• _Goal_: The data must be written out once more, precisely as given.

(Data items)
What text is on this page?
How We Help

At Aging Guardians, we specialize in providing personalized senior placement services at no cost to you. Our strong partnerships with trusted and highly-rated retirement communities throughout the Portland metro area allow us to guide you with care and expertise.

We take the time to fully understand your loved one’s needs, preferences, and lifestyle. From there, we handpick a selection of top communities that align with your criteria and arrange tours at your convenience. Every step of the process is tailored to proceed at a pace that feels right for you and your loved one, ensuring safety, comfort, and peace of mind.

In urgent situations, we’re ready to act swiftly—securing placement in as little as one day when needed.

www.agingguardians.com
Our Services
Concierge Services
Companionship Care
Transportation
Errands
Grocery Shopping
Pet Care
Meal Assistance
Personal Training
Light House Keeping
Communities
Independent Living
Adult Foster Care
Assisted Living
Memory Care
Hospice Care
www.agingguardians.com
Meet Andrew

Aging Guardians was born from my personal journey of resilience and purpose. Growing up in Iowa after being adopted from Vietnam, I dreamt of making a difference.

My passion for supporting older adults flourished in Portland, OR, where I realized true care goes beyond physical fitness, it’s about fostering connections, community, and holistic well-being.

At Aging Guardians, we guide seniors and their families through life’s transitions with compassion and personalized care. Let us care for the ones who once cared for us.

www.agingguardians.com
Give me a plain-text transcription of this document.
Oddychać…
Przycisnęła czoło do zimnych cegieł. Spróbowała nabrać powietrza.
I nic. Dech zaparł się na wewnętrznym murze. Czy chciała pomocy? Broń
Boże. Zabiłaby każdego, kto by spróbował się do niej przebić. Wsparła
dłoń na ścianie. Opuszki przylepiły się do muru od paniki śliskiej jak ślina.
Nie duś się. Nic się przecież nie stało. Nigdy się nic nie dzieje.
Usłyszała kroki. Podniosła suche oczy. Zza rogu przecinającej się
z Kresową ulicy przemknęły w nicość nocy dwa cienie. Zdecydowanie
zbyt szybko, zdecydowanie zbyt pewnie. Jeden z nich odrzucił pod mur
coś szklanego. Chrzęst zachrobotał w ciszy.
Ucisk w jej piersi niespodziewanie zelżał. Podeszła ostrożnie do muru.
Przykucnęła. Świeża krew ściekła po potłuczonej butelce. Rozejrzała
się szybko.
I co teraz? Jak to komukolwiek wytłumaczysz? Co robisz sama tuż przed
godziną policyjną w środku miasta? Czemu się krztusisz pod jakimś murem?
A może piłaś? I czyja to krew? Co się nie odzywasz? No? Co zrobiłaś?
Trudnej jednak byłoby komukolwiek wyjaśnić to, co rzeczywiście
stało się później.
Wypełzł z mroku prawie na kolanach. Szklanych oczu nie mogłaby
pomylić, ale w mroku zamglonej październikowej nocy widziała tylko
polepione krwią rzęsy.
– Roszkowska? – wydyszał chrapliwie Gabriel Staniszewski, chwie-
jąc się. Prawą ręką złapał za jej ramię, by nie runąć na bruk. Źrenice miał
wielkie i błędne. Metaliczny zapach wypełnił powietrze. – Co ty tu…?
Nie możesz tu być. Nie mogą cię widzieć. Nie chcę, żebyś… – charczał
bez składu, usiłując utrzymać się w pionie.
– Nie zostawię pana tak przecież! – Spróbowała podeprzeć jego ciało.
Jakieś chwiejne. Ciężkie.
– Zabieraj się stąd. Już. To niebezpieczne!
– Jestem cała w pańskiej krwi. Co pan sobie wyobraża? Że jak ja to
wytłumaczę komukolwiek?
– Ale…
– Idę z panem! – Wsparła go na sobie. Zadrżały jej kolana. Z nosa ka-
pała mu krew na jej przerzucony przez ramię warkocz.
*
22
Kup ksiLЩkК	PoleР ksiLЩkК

• _Task output_:
What text is on this page?
How We Help

At Aging Guardians, we specialize in providing personalized senior placement services at no cost to you. Our strong partnerships with trusted and highly-rated retirement communities throughout the Portland metro area allow us to guide you with care and expertise.

We take the time to fully understand your loved one’s needs, preferences, and lifestyle. From there, we handpick a selection of top communities that align with your criteria and arrange tours at your convenience. Every step of the process is tailored to proceed at a pace that feels right for you and your loved one, ensuring safety, comfort, and peace of mind.

In urgent situations, we’re ready to act swiftly—securing placement in as little as one day when needed.

www.agingguardians.com
Our Services
Concierge Services
Companionship Care
Transportation
Errands
Grocery Shopping
Pet Care
Meal Assistance
Personal Training
Light House Keeping
Communities
Independent Living
Adult Foster Care
Assisted Living
Memory Care
Hospice Care
www.agingguardians.com
Meet Andrew

Aging Guardians was born from my personal journey of resilience and purpose. Growing up in Iowa after being adopted from Vietnam, I dreamt of making a difference.

My passion for supporting older adults flourished in Portland, OR, where I realized true care goes beyond physical fitness, it’s about fostering connections, community, and holistic well-being.

At Aging Guardians, we guide seniors and their families through life’s transitions with compassion and personalized care. Let us care for the ones who once cared for us.

www.agingguardians.com
Give me a plain-text transcription of this document.
Oddychać…
Przycisnęła czoło do zimnych cegieł. Spróbowała nabrać powietrza.
I nic. Dech zaparł się na wewnętrznym murze. Czy chciała pomocy? Broń
Boże. Zabiłaby każdego, kto by spróbował się do niej przebić. Wsparła
dłoń na ścianie. Opuszki przylepiły się do muru od paniki śliskiej jak ślina.
Nie duś się. Nic się przecież nie stało. Nigdy się nic nie dzieje.
Usłyszała kroki. Podniosła suche oczy. Zza rogu przecinającej się
z Kresową ulicy przemknęły w nicość nocy dwa cienie. Zdecydowanie
zbyt szybko, zdecydowanie zbyt pewnie. Jeden z nich odrzucił pod mur
coś szklanego. Chrzęst zachrobotał w ciszy.
Ucisk w jej piersi niespodziewanie zelżał. Podeszła ostrożnie do muru.
Przykucnęła. Świeża krew ściekła po potłuczonej butelce. Rozejrzała
się szybko.
I co teraz? Jak to komukolwiek wytłumaczysz? Co robisz sama tuż przed
godziną policyjną w środku miasta? Czemu się krztusisz pod jakimś murem?
A może piłaś? I czyja to krew? Co się nie odzywasz? No? Co zrobiłaś?
Trudnej jednak byłoby komukolwiek wyjaśnić to, co rzeczywiście
stało się później.
Wypełzł z mroku prawie na kolanach. Szklanych oczu nie mogłaby
pomylić, ale w mroku zamglonej październikowej nocy widziała tylko
polepione krwią rzęsy.
– Roszkowska? – wydyszał chrapliwie Gabriel Staniszewski, chwie-
jąc się. Prawą ręką złapał za jej ramię, by nie runąć na bruk. Źrenice miał
wielkie i błędne. Metaliczny zapach wypełnił powietrze. – Co ty tu…?
Nie możesz tu być. Nie mogą cię widzieć. Nie chcę, żebyś… – charczał
bez składu, usiłując utrzymać się w pionie.
– Nie zostawię pana tak przecież! – Spróbowała podeprzeć jego ciało.
Jakieś chwiejne. Ciężkie.
– Zabieraj się stąd. Już. To niebezpieczne!
– Jestem cała w pańskiej krwi. Co pan sobie wyobraża? Że jak ja to
wytłumaczę komukolwiek?
– Ale…
– Idę z panem! – Wsparła go na sobie. Zadrżały jej kolana. Z nosa ka-
pała mu krew na jej przerzucony przez ramię warkocz.
*
22
Kup ksiLЩkК	PoleР ksiLЩkК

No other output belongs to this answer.